SHORT TASK – Reproduce the listing below in its entirety. Change nothing.
===== LISTED ENTRIES =====
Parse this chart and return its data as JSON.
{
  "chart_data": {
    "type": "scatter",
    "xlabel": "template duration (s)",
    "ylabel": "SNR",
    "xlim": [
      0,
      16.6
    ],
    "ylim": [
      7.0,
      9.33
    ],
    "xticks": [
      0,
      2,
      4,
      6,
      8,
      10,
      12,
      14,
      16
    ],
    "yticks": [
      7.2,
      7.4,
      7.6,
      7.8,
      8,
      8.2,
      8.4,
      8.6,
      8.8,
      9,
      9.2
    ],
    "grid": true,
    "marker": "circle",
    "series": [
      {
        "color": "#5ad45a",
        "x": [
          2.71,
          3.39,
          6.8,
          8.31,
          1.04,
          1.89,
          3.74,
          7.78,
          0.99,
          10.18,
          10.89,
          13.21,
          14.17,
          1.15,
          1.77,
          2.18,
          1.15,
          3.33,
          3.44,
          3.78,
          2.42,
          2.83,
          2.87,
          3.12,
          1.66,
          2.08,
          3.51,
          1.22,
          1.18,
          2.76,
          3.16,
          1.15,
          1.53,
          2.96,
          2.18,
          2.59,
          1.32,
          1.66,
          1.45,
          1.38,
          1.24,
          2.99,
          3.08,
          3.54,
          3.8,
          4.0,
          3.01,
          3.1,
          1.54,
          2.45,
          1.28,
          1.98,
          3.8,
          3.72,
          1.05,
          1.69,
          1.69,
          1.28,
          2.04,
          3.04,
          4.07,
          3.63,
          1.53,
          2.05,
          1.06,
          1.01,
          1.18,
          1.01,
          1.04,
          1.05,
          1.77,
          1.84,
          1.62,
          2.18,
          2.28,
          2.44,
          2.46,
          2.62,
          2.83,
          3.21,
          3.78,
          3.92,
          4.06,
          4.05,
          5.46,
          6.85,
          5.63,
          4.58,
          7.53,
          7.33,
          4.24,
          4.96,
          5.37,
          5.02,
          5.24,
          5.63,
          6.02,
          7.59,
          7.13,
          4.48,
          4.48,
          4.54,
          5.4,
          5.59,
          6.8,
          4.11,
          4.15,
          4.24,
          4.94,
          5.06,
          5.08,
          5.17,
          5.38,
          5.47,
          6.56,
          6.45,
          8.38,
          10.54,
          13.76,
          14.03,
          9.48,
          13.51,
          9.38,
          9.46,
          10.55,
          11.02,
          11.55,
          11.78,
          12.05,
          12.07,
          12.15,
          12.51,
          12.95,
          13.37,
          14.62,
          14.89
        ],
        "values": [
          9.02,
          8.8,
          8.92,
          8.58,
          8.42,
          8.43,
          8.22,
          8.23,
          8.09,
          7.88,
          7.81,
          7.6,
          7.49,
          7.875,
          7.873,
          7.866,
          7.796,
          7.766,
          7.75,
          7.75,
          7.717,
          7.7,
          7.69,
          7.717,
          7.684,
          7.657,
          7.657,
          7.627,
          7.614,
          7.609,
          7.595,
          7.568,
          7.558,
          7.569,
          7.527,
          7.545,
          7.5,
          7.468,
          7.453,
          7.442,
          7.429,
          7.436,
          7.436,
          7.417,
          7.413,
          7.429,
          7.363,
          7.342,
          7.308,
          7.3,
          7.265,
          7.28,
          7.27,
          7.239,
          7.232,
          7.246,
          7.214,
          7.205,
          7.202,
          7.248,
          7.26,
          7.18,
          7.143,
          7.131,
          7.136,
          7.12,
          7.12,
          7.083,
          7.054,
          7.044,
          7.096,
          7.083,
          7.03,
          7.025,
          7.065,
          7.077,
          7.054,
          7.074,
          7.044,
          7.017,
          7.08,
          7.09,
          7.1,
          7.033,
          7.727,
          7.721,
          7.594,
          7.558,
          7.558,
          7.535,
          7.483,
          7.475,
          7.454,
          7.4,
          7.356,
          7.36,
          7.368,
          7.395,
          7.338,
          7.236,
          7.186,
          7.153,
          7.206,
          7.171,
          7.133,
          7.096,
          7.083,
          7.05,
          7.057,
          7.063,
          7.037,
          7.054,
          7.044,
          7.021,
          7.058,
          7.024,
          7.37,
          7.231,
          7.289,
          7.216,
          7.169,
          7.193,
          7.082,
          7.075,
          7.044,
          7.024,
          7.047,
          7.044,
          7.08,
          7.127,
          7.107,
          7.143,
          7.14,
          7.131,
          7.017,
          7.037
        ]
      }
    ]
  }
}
=====
EXERCISE RESULT –
Parse this chart and return its data as JSON.
{
  "chart_data": {
    "type": "scatter",
    "xlabel": "template duration (s)",
    "ylabel": "SNR",
    "xlim": [
      0,
      16.6
    ],
    "ylim": [
      7.0,
      9.33
    ],
    "xticks": [
      0,
      2,
      4,
      6,
      8,
      10,
      12,
      14,
      16
    ],
    "yticks": [
      7.2,
      7.4,
      7.6,
      7.8,
      8,
      8.2,
      8.4,
      8.6,
      8.8,
      9,
      9.2
    ],
    "grid": true,
    "marker": "circle",
    "series": [
      {
        "color": "#5ad45a",
        "x": [
          2.71,
          3.39,
          6.8,
          8.31,
          1.04,
          1.89,
          3.74,
          7.78,
          0.99,
          10.18,
          10.89,
          13.21,
          14.17,
          1.15,
          1.77,
          2.18,
          1.15,
          3.33,
          3.44,
          3.78,
          2.42,
          2.83,
          2.87,
          3.12,
          1.66,
          2.08,
          3.51,
          1.22,
          1.18,
          2.76,
          3.16,
          1.15,
          1.53,
          2.96,
          2.18,
          2.59,
          1.32,
          1.66,
          1.45,
          1.38,
          1.24,
          2.99,
          3.08,
          3.54,
          3.8,
          4.0,
          3.01,
          3.1,
          1.54,
          2.45,
          1.28,
          1.98,
          3.8,
          3.72,
          1.05,
          1.69,
          1.69,
          1.28,
          2.04,
          3.04,
          4.07,
          3.63,
          1.53,
          2.05,
          1.06,
          1.01,
          1.18,
          1.01,
          1.04,
          1.05,
          1.77,
          1.84,
          1.62,
          2.18,
          2.28,
          2.44,
          2.46,
          2.62,
          2.83,
          3.21,
          3.78,
          3.92,
          4.06,
          4.05,
          5.46,
          6.85,
          5.63,
          4.58,
          7.53,
          7.33,
          4.24,
          4.96,
          5.37,
          5.02,
          5.24,
          5.63,
          6.02,
          7.59,
          7.13,
          4.48,
          4.48,
          4.54,
          5.4,
          5.59,
          6.8,
          4.11,
          4.15,
          4.24,
          4.94,
          5.06,
          5.08,
          5.17,
          5.38,
          5.47,
          6.56,
          6.45,
          8.38,
          10.54,
          13.76,
          14.03,
          9.48,
          13.51,
          9.38,
          9.46,
          10.55,
          11.02,
          11.55,
          11.78,
          12.05,
          12.07,
          12.15,
          12.51,
          12.95,
          13.37,
          14.62,
          14.89
        ],
        "values": [
          9.02,
          8.8,
          8.92,
          8.58,
          8.42,
          8.43,
          8.22,
          8.23,
          8.09,
          7.88,
          7.81,
          7.6,
          7.49,
          7.875,
          7.873,
          7.866,
          7.796,
          7.766,
          7.75,
          7.75,
          7.717,
          7.7,
          7.69,
          7.717,
          7.684,
          7.657,
          7.657,
          7.627,
          7.614,
          7.609,
          7.595,
          7.568,
          7.558,
          7.569,
          7.527,
          7.545,
          7.5,
          7.468,
          7.453,
          7.442,
          7.429,
          7.436,
          7.436,
          7.417,
          7.413,
          7.429,
          7.363,
          7.342,
          7.308,
          7.3,
          7.265,
          7.28,
          7.27,
          7.239,
          7.232,
          7.246,
          7.214,
          7.205,
          7.202,
          7.248,
          7.26,
          7.18,
          7.143,
          7.131,
          7.136,
          7.12,
          7.12,
          7.083,
          7.054,
          7.044,
          7.096,
          7.083,
          7.03,
          7.025,
          7.065,
          7.077,
          7.054,
          7.074,
          7.044,
          7.017,
          7.08,
          7.09,
          7.1,
          7.033,
          7.727,
          7.721,
          7.594,
          7.558,
          7.558,
          7.535,
          7.483,
          7.475,
          7.454,
          7.4,
          7.356,
          7.36,
          7.368,
          7.395,
          7.338,
          7.236,
          7.186,
          7.153,
          7.206,
          7.171,
          7.133,
          7.096,
          7.083,
          7.05,
          7.057,
          7.063,
          7.037,
          7.054,
          7.044,
          7.021,
          7.058,
          7.024,
          7.37,
          7.231,
          7.289,
          7.216,
          7.169,
          7.193,
          7.082,
          7.075,
          7.044,
          7.024,
          7.047,
          7.044,
          7.08,
          7.127,
          7.107,
          7.143,
          7.14,
          7.131,
          7.017,
          7.037
        ]
      }
    ]
  }
}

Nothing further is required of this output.